No images are to be carried over; print all other material exactly as it stands.

______

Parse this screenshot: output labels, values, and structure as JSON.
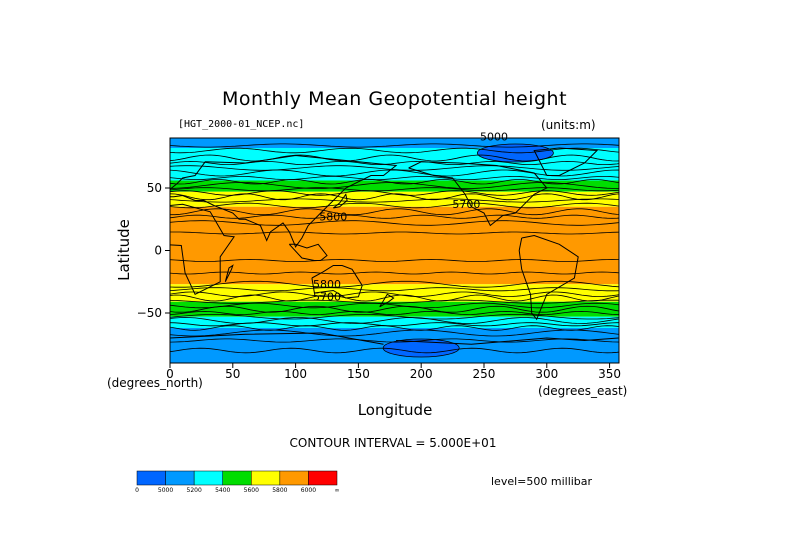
{
  "chart_data": {
    "type": "heatmap",
    "title": "Monthly Mean Geopotential height",
    "file_label": "[HGT_2000-01_NCEP.nc]",
    "units_label": "(units:m)",
    "xlabel": "Longitude",
    "ylabel": "Latitude",
    "x_unit_label": "(degrees_east)",
    "y_unit_label": "(degrees_north)",
    "xlim": [
      0,
      357.5
    ],
    "ylim": [
      -90,
      90
    ],
    "x_ticks": [
      0,
      50,
      100,
      150,
      200,
      250,
      300,
      350
    ],
    "y_ticks": [
      50,
      0,
      -50
    ],
    "contour_interval_text": "CONTOUR INTERVAL = 5.000E+01",
    "level_text": "level=500 millibar",
    "contour_labels": [
      {
        "text": "5000",
        "lon": 258,
        "lat": 88
      },
      {
        "text": "5700",
        "lon": 236,
        "lat": 34
      },
      {
        "text": "5800",
        "lon": 130,
        "lat": 24
      },
      {
        "text": "5800",
        "lon": 125,
        "lat": -30
      },
      {
        "text": "5700",
        "lon": 125,
        "lat": -40
      }
    ],
    "colorbar": {
      "levels": [
        "0",
        "5000",
        "5200",
        "5400",
        "5600",
        "5800",
        "6000",
        "∞"
      ],
      "colors": [
        "#0066ff",
        "#0099ff",
        "#00ffff",
        "#00dd00",
        "#ffff00",
        "#ff9900",
        "#ff0000"
      ]
    },
    "field_bands_by_latitude": [
      {
        "lat_from": 90,
        "lat_to": 82,
        "value": 5150
      },
      {
        "lat_from": 82,
        "lat_to": 66,
        "value": 5200
      },
      {
        "lat_from": 66,
        "lat_to": 56,
        "value": 5350
      },
      {
        "lat_from": 56,
        "lat_to": 47,
        "value": 5500
      },
      {
        "lat_from": 47,
        "lat_to": 35,
        "value": 5700
      },
      {
        "lat_from": 35,
        "lat_to": 22,
        "value": 5800
      },
      {
        "lat_from": 22,
        "lat_to": -27,
        "value": 5880
      },
      {
        "lat_from": -27,
        "lat_to": -41,
        "value": 5700
      },
      {
        "lat_from": -41,
        "lat_to": -53,
        "value": 5500
      },
      {
        "lat_from": -53,
        "lat_to": -62,
        "value": 5300
      },
      {
        "lat_from": -62,
        "lat_to": -90,
        "value": 5100
      }
    ],
    "low_centers": [
      {
        "lon": 275,
        "lat": 78,
        "value": 4980
      },
      {
        "lon": 200,
        "lat": -78,
        "value": 4980
      }
    ]
  }
}
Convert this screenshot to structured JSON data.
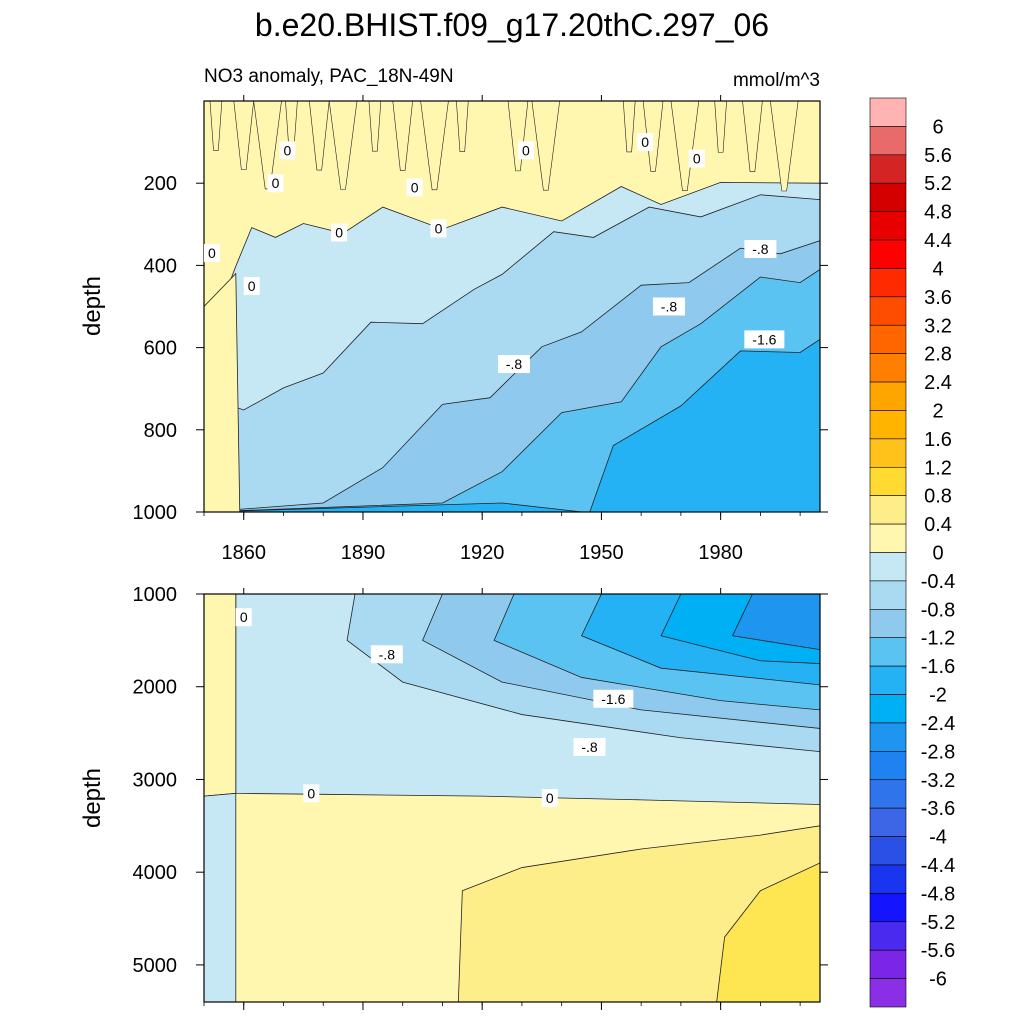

______

THE OUTPUT –
Parse this screenshot: output labels, values, and structure as JSON.
{
  "chart_data": {
    "type": "heatmap",
    "title": "Monthly Mean Geopotential height",
    "file_label": "[HGT_2000-01_NCEP.nc]",
    "units_label": "(units:m)",
    "xlabel": "Longitude",
    "ylabel": "Latitude",
    "x_unit_label": "(degrees_east)",
    "y_unit_label": "(degrees_north)",
    "xlim": [
      0,
      357.5
    ],
    "ylim": [
      -90,
      90
    ],
    "x_ticks": [
      0,
      50,
      100,
      150,
      200,
      250,
      300,
      350
    ],
    "y_ticks": [
      50,
      0,
      -50
    ],
    "contour_interval_text": "CONTOUR INTERVAL = 5.000E+01",
    "level_text": "level=500 millibar",
    "contour_labels": [
      {
        "text": "5000",
        "lon": 258,
        "lat": 88
      },
      {
        "text": "5700",
        "lon": 236,
        "lat": 34
      },
      {
        "text": "5800",
        "lon": 130,
        "lat": 24
      },
      {
        "text": "5800",
        "lon": 125,
        "lat": -30
      },
      {
        "text": "5700",
        "lon": 125,
        "lat": -40
      }
    ],
    "colorbar": {
      "levels": [
        "0",
        "5000",
        "5200",
        "5400",
        "5600",
        "5800",
        "6000",
        "∞"
      ],
      "colors": [
        "#0066ff",
        "#0099ff",
        "#00ffff",
        "#00dd00",
        "#ffff00",
        "#ff9900",
        "#ff0000"
      ]
    },
    "field_bands_by_latitude": [
      {
        "lat_from": 90,
        "lat_to": 82,
        "value": 5150
      },
      {
        "lat_from": 82,
        "lat_to": 66,
        "value": 5200
      },
      {
        "lat_from": 66,
        "lat_to": 56,
        "value": 5350
      },
      {
        "lat_from": 56,
        "lat_to": 47,
        "value": 5500
      },
      {
        "lat_from": 47,
        "lat_to": 35,
        "value": 5700
      },
      {
        "lat_from": 35,
        "lat_to": 22,
        "value": 5800
      },
      {
        "lat_from": 22,
        "lat_to": -27,
        "value": 5880
      },
      {
        "lat_from": -27,
        "lat_to": -41,
        "value": 5700
      },
      {
        "lat_from": -41,
        "lat_to": -53,
        "value": 5500
      },
      {
        "lat_from": -53,
        "lat_to": -62,
        "value": 5300
      },
      {
        "lat_from": -62,
        "lat_to": -90,
        "value": 5100
      }
    ],
    "low_centers": [
      {
        "lon": 275,
        "lat": 78,
        "value": 4980
      },
      {
        "lon": 200,
        "lat": -78,
        "value": 4980
      }
    ]
  }
}
Convert this screenshot to structured JSON data.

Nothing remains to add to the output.